START

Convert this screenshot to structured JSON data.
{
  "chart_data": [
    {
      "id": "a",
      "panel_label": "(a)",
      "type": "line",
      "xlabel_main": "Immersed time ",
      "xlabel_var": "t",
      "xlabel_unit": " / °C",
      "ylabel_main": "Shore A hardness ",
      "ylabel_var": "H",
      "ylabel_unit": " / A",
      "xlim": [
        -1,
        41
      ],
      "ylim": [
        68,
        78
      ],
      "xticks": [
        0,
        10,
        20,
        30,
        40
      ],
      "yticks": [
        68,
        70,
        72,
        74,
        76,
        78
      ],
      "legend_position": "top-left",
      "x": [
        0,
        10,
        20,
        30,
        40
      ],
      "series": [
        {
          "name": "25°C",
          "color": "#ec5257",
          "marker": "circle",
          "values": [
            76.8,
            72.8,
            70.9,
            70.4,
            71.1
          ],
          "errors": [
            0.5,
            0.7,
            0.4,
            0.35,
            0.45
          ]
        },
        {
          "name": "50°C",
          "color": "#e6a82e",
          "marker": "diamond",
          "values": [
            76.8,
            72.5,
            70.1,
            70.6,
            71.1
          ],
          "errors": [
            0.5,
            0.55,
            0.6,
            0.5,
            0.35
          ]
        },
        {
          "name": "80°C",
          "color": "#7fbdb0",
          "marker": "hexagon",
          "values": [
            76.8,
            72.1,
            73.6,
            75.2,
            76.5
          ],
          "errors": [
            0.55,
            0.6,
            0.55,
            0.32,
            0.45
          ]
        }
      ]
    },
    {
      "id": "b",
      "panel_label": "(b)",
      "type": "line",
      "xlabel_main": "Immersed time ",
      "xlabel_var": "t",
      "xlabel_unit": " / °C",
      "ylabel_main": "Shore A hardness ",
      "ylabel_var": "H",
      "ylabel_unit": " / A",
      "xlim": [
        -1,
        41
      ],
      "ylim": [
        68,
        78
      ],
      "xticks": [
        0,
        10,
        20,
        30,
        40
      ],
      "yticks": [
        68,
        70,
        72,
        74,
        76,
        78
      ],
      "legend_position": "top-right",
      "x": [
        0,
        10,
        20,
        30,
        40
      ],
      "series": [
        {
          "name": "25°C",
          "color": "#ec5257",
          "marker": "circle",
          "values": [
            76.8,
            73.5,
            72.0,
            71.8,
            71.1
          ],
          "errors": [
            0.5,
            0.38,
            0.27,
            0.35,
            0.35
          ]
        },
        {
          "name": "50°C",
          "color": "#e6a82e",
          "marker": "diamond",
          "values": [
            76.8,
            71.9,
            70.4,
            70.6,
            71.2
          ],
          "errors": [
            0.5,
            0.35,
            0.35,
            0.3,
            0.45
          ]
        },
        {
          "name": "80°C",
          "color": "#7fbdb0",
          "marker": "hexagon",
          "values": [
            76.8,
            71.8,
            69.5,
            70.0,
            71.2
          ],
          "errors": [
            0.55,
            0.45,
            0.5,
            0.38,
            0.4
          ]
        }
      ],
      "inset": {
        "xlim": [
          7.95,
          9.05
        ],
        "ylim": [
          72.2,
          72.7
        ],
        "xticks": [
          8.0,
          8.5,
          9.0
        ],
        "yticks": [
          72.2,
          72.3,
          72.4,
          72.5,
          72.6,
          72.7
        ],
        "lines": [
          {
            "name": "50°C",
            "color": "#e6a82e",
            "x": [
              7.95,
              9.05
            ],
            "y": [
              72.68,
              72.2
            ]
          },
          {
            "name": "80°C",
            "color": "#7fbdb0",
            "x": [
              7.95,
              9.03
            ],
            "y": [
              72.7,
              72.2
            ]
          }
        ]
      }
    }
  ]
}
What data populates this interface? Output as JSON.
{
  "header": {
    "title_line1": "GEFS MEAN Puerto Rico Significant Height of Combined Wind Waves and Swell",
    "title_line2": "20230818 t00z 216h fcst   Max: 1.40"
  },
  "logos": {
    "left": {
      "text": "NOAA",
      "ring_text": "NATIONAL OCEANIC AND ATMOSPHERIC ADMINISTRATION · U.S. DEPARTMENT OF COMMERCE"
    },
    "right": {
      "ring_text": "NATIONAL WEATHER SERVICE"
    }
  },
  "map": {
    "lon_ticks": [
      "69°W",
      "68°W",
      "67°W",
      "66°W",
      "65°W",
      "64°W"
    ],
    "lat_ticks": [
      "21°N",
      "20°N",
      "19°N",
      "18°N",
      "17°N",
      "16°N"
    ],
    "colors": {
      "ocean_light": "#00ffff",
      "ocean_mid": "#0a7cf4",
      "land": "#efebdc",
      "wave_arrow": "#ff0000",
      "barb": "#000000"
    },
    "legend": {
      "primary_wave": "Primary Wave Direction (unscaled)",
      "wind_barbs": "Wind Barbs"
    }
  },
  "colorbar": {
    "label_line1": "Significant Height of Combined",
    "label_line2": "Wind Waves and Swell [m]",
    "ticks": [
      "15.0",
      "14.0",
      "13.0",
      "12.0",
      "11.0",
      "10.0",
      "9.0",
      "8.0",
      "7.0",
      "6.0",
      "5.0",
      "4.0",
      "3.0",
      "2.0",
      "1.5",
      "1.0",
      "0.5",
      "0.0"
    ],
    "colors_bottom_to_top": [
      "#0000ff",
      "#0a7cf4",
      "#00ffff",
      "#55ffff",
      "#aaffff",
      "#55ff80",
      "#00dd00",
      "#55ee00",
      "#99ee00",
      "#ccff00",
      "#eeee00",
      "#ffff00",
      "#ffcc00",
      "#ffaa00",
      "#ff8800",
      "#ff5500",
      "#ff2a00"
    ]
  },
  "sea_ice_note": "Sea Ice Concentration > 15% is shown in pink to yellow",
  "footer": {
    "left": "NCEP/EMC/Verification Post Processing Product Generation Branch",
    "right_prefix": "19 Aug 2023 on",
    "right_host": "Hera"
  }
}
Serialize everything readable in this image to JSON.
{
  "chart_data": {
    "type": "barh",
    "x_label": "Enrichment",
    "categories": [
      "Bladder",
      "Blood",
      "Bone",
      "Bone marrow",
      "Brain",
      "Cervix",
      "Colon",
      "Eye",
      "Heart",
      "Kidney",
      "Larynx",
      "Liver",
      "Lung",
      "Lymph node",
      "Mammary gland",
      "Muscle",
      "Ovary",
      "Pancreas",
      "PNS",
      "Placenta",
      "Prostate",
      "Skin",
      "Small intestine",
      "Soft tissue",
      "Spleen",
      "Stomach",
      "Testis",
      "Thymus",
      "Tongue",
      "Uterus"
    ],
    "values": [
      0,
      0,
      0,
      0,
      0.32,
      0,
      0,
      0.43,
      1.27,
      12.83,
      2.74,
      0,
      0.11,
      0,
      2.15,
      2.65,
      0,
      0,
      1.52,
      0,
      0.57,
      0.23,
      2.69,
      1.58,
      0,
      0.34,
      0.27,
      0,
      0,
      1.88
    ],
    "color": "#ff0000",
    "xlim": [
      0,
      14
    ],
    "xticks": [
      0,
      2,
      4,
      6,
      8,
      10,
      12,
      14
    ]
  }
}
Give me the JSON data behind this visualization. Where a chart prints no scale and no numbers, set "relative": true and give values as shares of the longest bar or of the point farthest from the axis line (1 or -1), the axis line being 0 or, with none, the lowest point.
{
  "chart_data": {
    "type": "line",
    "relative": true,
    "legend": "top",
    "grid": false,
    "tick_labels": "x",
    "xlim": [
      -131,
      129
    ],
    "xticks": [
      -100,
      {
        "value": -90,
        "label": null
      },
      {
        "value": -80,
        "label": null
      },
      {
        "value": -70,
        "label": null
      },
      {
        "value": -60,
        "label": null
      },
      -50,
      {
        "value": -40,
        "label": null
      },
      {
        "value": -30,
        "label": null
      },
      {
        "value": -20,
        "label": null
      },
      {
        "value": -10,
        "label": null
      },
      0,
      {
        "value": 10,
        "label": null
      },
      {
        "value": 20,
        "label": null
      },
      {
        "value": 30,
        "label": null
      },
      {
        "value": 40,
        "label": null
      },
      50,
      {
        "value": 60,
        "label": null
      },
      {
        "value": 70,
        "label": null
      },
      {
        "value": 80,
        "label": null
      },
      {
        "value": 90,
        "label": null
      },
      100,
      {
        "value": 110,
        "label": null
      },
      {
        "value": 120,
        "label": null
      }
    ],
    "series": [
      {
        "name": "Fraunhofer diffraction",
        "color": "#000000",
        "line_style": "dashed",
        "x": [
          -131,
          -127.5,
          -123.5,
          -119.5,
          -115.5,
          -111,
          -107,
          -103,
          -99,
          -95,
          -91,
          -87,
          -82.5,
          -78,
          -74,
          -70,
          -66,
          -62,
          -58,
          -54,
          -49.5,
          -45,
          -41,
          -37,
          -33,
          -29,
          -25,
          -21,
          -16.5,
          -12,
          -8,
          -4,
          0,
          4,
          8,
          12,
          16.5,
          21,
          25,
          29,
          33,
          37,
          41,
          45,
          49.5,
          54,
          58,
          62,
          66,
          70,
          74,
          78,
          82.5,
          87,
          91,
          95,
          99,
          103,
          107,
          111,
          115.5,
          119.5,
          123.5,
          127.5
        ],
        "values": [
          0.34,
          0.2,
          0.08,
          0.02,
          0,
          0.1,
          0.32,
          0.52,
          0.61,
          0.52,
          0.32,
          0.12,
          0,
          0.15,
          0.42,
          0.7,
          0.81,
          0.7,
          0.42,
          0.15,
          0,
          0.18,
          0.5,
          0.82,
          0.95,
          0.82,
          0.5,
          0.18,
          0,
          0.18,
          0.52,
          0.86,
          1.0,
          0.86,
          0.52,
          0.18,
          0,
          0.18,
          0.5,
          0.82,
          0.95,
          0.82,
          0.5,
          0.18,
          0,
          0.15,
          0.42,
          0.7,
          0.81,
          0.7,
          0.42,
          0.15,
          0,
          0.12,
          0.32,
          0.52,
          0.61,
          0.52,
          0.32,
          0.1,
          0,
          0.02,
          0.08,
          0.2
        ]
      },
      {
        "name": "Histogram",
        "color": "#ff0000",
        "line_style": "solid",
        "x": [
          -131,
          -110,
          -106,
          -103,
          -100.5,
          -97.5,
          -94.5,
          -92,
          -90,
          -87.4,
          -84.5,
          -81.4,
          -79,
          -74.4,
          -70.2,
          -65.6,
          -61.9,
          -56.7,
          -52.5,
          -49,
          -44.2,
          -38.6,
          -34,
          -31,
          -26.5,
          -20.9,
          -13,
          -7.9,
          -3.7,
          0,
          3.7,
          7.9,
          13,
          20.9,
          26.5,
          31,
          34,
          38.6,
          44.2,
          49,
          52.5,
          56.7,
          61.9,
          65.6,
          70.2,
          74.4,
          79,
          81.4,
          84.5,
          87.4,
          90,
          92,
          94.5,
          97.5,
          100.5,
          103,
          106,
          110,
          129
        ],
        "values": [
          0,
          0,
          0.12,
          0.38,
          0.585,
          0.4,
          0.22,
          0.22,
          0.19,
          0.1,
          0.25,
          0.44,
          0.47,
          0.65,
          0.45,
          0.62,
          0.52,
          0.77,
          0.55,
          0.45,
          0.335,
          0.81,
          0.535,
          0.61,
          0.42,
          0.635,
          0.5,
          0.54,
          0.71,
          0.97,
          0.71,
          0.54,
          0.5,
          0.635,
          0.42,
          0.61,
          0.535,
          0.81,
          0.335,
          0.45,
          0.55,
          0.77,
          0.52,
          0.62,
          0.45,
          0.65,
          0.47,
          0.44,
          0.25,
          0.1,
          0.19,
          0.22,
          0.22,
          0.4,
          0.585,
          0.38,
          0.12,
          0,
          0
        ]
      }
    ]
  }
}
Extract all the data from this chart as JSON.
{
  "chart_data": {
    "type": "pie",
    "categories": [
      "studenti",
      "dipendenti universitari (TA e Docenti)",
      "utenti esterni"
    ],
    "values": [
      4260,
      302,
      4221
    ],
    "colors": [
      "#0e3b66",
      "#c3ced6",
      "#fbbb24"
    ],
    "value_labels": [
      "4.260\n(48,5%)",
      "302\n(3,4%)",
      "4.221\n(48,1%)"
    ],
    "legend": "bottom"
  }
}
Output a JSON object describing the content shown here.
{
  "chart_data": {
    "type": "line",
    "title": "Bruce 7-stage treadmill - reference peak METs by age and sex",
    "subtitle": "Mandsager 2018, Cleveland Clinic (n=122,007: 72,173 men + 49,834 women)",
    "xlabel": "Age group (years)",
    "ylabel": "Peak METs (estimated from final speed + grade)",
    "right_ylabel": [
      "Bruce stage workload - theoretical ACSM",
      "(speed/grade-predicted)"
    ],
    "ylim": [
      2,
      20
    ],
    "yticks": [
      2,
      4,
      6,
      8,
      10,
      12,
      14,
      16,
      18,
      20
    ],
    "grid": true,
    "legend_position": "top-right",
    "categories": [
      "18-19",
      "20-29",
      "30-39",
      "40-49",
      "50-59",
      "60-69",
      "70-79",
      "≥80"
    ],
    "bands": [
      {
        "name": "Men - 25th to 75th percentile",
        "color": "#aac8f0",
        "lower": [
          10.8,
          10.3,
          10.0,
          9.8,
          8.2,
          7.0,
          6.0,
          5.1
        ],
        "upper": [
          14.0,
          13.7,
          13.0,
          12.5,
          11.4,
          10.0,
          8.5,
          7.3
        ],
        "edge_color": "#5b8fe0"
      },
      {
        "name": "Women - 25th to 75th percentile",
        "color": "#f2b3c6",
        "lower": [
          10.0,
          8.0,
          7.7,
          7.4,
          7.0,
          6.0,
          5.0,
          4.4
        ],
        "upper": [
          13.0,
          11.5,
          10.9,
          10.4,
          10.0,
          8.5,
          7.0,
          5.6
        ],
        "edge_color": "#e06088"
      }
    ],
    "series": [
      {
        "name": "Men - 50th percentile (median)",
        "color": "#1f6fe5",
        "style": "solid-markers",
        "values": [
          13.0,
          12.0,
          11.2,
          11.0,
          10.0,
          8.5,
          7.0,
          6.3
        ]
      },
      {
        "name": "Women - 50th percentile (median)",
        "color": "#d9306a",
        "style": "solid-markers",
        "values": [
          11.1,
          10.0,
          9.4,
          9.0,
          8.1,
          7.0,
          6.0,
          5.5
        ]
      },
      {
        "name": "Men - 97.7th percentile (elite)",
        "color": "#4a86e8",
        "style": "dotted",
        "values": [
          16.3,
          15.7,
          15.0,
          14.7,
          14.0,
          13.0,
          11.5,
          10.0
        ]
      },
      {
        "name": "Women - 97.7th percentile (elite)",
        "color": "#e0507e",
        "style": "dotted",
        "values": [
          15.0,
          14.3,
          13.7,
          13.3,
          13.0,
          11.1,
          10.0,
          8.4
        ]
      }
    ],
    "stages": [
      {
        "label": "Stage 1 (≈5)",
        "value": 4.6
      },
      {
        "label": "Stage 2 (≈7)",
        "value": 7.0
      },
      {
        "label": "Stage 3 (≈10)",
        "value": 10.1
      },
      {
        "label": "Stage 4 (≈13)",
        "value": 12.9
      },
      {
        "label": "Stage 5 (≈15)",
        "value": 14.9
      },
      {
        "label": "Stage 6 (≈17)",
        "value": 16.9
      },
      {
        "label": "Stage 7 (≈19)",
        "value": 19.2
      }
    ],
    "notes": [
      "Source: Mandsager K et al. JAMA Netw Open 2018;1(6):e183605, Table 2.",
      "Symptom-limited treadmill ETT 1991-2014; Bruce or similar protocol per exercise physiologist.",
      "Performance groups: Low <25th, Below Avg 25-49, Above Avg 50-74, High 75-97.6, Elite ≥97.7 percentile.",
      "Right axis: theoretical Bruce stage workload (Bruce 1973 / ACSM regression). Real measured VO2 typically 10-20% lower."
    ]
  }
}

END

[The problem]:
Scan the listing above. Gather each line that contains the word "from".

[Response to this exercise]:
Give me the JSON data behind this visualization. Where a chart prints no scale and no numbers, set "relative": true and give values as shares of the longest bar or of the point farthest from the axis line (1 or -1), the axis line being 0 or, with none, the lowest point.
Extract all the data from this chart as JSON.
    "ylabel": "Peak METs (estimated from final speed + grade)",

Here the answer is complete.